### Your objective
Leave out the pictures; transcribe all else exactly.

### Dataset extract
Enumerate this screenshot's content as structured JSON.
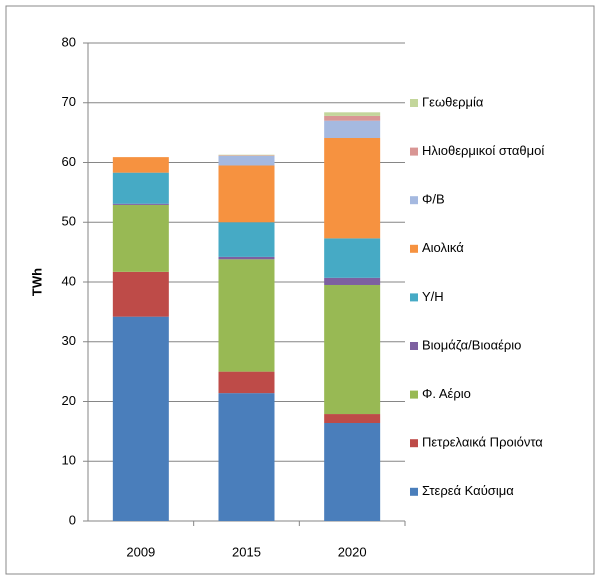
{
  "chart_data": {
    "type": "stacked_bar",
    "y_label": "TWh",
    "categories": [
      "2009",
      "2015",
      "2020"
    ],
    "series": [
      {
        "name": "Στερεά Καύσιμα",
        "color": "#4a7ebb",
        "values": [
          34.2,
          21.4,
          16.4
        ]
      },
      {
        "name": "Πετρελαικά Προιόντα",
        "color": "#be4b48",
        "values": [
          7.5,
          3.6,
          1.5
        ]
      },
      {
        "name": "Φ. Αέριο",
        "color": "#98b954",
        "values": [
          11.2,
          18.8,
          21.6
        ]
      },
      {
        "name": "Βιομάζα/Βιοαέριο",
        "color": "#7d60a0",
        "values": [
          0.2,
          0.4,
          1.2
        ]
      },
      {
        "name": "Υ/Η",
        "color": "#46aac5",
        "values": [
          5.2,
          5.8,
          6.6
        ]
      },
      {
        "name": "Αιολικά",
        "color": "#f69240",
        "values": [
          2.6,
          9.5,
          16.8
        ]
      },
      {
        "name": "Φ/Β",
        "color": "#a5b9e0",
        "values": [
          0,
          1.6,
          2.9
        ]
      },
      {
        "name": "Ηλιοθερμικοί σταθμοί",
        "color": "#d99694",
        "values": [
          0,
          0.1,
          0.8
        ]
      },
      {
        "name": "Γεωθερμία",
        "color": "#c3d69b",
        "values": [
          0,
          0.1,
          0.6
        ]
      }
    ],
    "ylim": [
      0,
      80
    ],
    "yticks": [
      0,
      10,
      20,
      30,
      40,
      50,
      60,
      70,
      80
    ],
    "grid": true,
    "legend": "right"
  }
}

### Task solution
Enumerate this screenshot's content as structured JSON.
{
  "chart_data": {
    "type": "stacked_bar",
    "y_label": "TWh",
    "categories": [
      "2009",
      "2015",
      "2020"
    ],
    "series": [
      {
        "name": "Στερεά Καύσιμα",
        "color": "#4a7ebb",
        "values": [
          34.2,
          21.4,
          16.4
        ]
      },
      {
        "name": "Πετρελαικά Προιόντα",
        "color": "#be4b48",
        "values": [
          7.5,
          3.6,
          1.5
        ]
      },
      {
        "name": "Φ. Αέριο",
        "color": "#98b954",
        "values": [
          11.2,
          18.8,
          21.6
        ]
      },
      {
        "name": "Βιομάζα/Βιοαέριο",
        "color": "#7d60a0",
        "values": [
          0.2,
          0.4,
          1.2
        ]
      },
      {
        "name": "Υ/Η",
        "color": "#46aac5",
        "values": [
          5.2,
          5.8,
          6.6
        ]
      },
      {
        "name": "Αιολικά",
        "color": "#f69240",
        "values": [
          2.6,
          9.5,
          16.8
        ]
      },
      {
        "name": "Φ/Β",
        "color": "#a5b9e0",
        "values": [
          0,
          1.6,
          2.9
        ]
      },
      {
        "name": "Ηλιοθερμικοί σταθμοί",
        "color": "#d99694",
        "values": [
          0,
          0.1,
          0.8
        ]
      },
      {
        "name": "Γεωθερμία",
        "color": "#c3d69b",
        "values": [
          0,
          0.1,
          0.6
        ]
      }
    ],
    "ylim": [
      0,
      80
    ],
    "yticks": [
      0,
      10,
      20,
      30,
      40,
      50,
      60,
      70,
      80
    ],
    "grid": true,
    "legend": "right"
  }
}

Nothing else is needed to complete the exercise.